Source material.
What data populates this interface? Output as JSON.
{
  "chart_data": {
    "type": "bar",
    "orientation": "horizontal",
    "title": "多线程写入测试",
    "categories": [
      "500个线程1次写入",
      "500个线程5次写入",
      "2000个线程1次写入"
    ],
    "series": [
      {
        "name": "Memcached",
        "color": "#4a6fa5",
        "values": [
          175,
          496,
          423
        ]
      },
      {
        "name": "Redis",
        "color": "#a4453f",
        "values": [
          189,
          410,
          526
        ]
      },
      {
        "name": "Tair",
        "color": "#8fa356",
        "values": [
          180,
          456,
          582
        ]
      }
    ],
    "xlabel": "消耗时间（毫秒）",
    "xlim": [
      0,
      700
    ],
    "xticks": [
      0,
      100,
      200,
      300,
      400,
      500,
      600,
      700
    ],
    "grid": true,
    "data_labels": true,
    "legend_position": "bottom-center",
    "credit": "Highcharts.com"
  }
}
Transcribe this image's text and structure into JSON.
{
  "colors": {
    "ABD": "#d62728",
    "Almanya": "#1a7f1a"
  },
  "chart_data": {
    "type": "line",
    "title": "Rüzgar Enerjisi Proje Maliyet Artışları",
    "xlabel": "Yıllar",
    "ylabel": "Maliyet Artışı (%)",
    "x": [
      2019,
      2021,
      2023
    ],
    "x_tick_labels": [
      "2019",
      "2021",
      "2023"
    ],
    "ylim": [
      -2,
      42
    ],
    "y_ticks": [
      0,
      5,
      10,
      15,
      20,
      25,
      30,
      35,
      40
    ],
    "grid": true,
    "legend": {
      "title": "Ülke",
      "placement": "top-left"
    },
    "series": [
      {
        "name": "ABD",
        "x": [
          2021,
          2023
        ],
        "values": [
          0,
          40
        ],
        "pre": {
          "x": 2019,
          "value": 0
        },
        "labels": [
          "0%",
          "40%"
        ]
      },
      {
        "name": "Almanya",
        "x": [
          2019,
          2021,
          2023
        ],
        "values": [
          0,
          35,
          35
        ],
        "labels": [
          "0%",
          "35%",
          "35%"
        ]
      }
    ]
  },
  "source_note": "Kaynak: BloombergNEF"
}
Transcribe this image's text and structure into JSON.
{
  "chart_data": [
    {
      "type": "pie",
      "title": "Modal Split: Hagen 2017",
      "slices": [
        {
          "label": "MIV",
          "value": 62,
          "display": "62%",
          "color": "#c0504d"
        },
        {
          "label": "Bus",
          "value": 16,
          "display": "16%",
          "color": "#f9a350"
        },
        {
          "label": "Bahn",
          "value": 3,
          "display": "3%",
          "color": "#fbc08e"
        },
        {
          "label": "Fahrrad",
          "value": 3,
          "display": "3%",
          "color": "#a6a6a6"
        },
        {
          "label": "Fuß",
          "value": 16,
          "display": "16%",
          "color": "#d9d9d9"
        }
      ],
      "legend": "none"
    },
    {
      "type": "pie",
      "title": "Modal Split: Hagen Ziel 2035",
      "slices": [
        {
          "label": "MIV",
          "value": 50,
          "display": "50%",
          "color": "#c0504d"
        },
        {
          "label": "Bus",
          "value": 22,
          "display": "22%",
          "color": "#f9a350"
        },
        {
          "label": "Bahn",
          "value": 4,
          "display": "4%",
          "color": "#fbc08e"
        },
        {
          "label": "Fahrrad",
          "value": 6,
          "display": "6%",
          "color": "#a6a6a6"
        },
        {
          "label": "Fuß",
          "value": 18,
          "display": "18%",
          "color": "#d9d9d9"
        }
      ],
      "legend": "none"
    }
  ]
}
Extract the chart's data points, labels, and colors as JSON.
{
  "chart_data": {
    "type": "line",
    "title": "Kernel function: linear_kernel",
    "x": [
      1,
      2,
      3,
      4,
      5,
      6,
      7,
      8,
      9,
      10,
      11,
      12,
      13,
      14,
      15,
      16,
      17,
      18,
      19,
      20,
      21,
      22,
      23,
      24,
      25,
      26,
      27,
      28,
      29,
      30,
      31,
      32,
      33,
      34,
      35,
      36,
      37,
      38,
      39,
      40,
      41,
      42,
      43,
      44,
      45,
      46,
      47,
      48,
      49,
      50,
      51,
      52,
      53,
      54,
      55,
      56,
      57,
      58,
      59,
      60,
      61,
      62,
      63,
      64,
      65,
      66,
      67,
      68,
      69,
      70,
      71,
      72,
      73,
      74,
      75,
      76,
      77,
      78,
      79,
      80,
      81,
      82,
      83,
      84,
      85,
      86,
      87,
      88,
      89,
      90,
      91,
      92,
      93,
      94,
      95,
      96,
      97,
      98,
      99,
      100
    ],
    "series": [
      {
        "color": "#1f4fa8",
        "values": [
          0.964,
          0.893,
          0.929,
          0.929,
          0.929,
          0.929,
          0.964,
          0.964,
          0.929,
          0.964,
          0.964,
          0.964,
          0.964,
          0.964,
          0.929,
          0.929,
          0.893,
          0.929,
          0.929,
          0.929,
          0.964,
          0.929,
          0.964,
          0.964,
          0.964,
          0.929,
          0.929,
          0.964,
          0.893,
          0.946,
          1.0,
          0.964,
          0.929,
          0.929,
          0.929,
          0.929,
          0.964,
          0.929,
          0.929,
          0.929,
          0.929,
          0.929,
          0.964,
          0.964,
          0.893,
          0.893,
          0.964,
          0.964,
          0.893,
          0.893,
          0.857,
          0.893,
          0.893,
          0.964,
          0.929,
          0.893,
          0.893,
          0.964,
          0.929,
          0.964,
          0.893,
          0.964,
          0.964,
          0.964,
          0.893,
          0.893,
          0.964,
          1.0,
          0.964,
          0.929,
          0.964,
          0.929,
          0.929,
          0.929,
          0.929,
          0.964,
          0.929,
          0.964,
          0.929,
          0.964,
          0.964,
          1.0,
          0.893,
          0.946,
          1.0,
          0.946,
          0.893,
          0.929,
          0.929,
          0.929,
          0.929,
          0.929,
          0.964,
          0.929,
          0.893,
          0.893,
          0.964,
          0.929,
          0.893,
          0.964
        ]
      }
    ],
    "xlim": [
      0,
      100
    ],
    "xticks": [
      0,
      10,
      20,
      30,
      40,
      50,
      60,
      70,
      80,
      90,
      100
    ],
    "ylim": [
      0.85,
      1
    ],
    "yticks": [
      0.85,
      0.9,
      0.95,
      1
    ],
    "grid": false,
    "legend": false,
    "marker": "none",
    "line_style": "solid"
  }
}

Exercise.
Return each entry from the material above exactly as it appears.

Full output.
What data populates this interface? Output as JSON.
{
  "chart_data": {
    "type": "bar",
    "orientation": "horizontal",
    "title": "多线程写入测试",
    "categories": [
      "500个线程1次写入",
      "500个线程5次写入",
      "2000个线程1次写入"
    ],
    "series": [
      {
        "name": "Memcached",
        "color": "#4a6fa5",
        "values": [
          175,
          496,
          423
        ]
      },
      {
        "name": "Redis",
        "color": "#a4453f",
        "values": [
          189,
          410,
          526
        ]
      },
      {
        "name": "Tair",
        "color": "#8fa356",
        "values": [
          180,
          456,
          582
        ]
      }
    ],
    "xlabel": "消耗时间（毫秒）",
    "xlim": [
      0,
      700
    ],
    "xticks": [
      0,
      100,
      200,
      300,
      400,
      500,
      600,
      700
    ],
    "grid": true,
    "data_labels": true,
    "legend_position": "bottom-center",
    "credit": "Highcharts.com"
  }
}
Transcribe this image's text and structure into JSON.
{
  "colors": {
    "ABD": "#d62728",
    "Almanya": "#1a7f1a"
  },
  "chart_data": {
    "type": "line",
    "title": "Rüzgar Enerjisi Proje Maliyet Artışları",
    "xlabel": "Yıllar",
    "ylabel": "Maliyet Artışı (%)",
    "x": [
      2019,
      2021,
      2023
    ],
    "x_tick_labels": [
      "2019",
      "2021",
      "2023"
    ],
    "ylim": [
      -2,
      42
    ],
    "y_ticks": [
      0,
      5,
      10,
      15,
      20,
      25,
      30,
      35,
      40
    ],
    "grid": true,
    "legend": {
      "title": "Ülke",
      "placement": "top-left"
    },
    "series": [
      {
        "name": "ABD",
        "x": [
          2021,
          2023
        ],
        "values": [
          0,
          40
        ],
        "pre": {
          "x": 2019,
          "value": 0
        },
        "labels": [
          "0%",
          "40%"
        ]
      },
      {
        "name": "Almanya",
        "x": [
          2019,
          2021,
          2023
        ],
        "values": [
          0,
          35,
          35
        ],
        "labels": [
          "0%",
          "35%",
          "35%"
        ]
      }
    ]
  },
  "source_note": "Kaynak: BloombergNEF"
}
Transcribe this image's text and structure into JSON.
{
  "chart_data": [
    {
      "type": "pie",
      "title": "Modal Split: Hagen 2017",
      "slices": [
        {
          "label": "MIV",
          "value": 62,
          "display": "62%",
          "color": "#c0504d"
        },
        {
          "label": "Bus",
          "value": 16,
          "display": "16%",
          "color": "#f9a350"
        },
        {
          "label": "Bahn",
          "value": 3,
          "display": "3%",
          "color": "#fbc08e"
        },
        {
          "label": "Fahrrad",
          "value": 3,
          "display": "3%",
          "color": "#a6a6a6"
        },
        {
          "label": "Fuß",
          "value": 16,
          "display": "16%",
          "color": "#d9d9d9"
        }
      ],
      "legend": "none"
    },
    {
      "type": "pie",
      "title": "Modal Split: Hagen Ziel 2035",
      "slices": [
        {
          "label": "MIV",
          "value": 50,
          "display": "50%",
          "color": "#c0504d"
        },
        {
          "label": "Bus",
          "value": 22,
          "display": "22%",
          "color": "#f9a350"
        },
        {
          "label": "Bahn",
          "value": 4,
          "display": "4%",
          "color": "#fbc08e"
        },
        {
          "label": "Fahrrad",
          "value": 6,
          "display": "6%",
          "color": "#a6a6a6"
        },
        {
          "label": "Fuß",
          "value": 18,
          "display": "18%",
          "color": "#d9d9d9"
        }
      ],
      "legend": "none"
    }
  ]
}
Extract the chart's data points, labels, and colors as JSON.
{
  "chart_data": {
    "type": "line",
    "title": "Kernel function: linear_kernel",
    "x": [
      1,
      2,
      3,
      4,
      5,
      6,
      7,
      8,
      9,
      10,
      11,
      12,
      13,
      14,
      15,
      16,
      17,
      18,
      19,
      20,
      21,
      22,
      23,
      24,
      25,
      26,
      27,
      28,
      29,
      30,
      31,
      32,
      33,
      34,
      35,
      36,
      37,
      38,
      39,
      40,
      41,
      42,
      43,
      44,
      45,
      46,
      47,
      48,
      49,
      50,
      51,
      52,
      53,
      54,
      55,
      56,
      57,
      58,
      59,
      60,
      61,
      62,
      63,
      64,
      65,
      66,
      67,
      68,
      69,
      70,
      71,
      72,
      73,
      74,
      75,
      76,
      77,
      78,
      79,
      80,
      81,
      82,
      83,
      84,
      85,
      86,
      87,
      88,
      89,
      90,
      91,
      92,
      93,
      94,
      95,
      96,
      97,
      98,
      99,
      100
    ],
    "series": [
      {
        "color": "#1f4fa8",
        "values": [
          0.964,
          0.893,
          0.929,
          0.929,
          0.929,
          0.929,
          0.964,
          0.964,
          0.929,
          0.964,
          0.964,
          0.964,
          0.964,
          0.964,
          0.929,
          0.929,
          0.893,
          0.929,
          0.929,
          0.929,
          0.964,
          0.929,
          0.964,
          0.964,
          0.964,
          0.929,
          0.929,
          0.964,
          0.893,
          0.946,
          1.0,
          0.964,
          0.929,
          0.929,
          0.929,
          0.929,
          0.964,
          0.929,
          0.929,
          0.929,
          0.929,
          0.929,
          0.964,
          0.964,
          0.893,
          0.893,
          0.964,
          0.964,
          0.893,
          0.893,
          0.857,
          0.893,
          0.893,
          0.964,
          0.929,
          0.893,
          0.893,
          0.964,
          0.929,
          0.964,
          0.893,
          0.964,
          0.964,
          0.964,
          0.893,
          0.893,
          0.964,
          1.0,
          0.964,
          0.929,
          0.964,
          0.929,
          0.929,
          0.929,
          0.929,
          0.964,
          0.929,
          0.964,
          0.929,
          0.964,
          0.964,
          1.0,
          0.893,
          0.946,
          1.0,
          0.946,
          0.893,
          0.929,
          0.929,
          0.929,
          0.929,
          0.929,
          0.964,
          0.929,
          0.893,
          0.893,
          0.964,
          0.929,
          0.893,
          0.964
        ]
      }
    ],
    "xlim": [
      0,
      100
    ],
    "xticks": [
      0,
      10,
      20,
      30,
      40,
      50,
      60,
      70,
      80,
      90,
      100
    ],
    "ylim": [
      0.85,
      1
    ],
    "yticks": [
      0.85,
      0.9,
      0.95,
      1
    ],
    "grid": false,
    "legend": false,
    "marker": "none",
    "line_style": "solid"
  }
}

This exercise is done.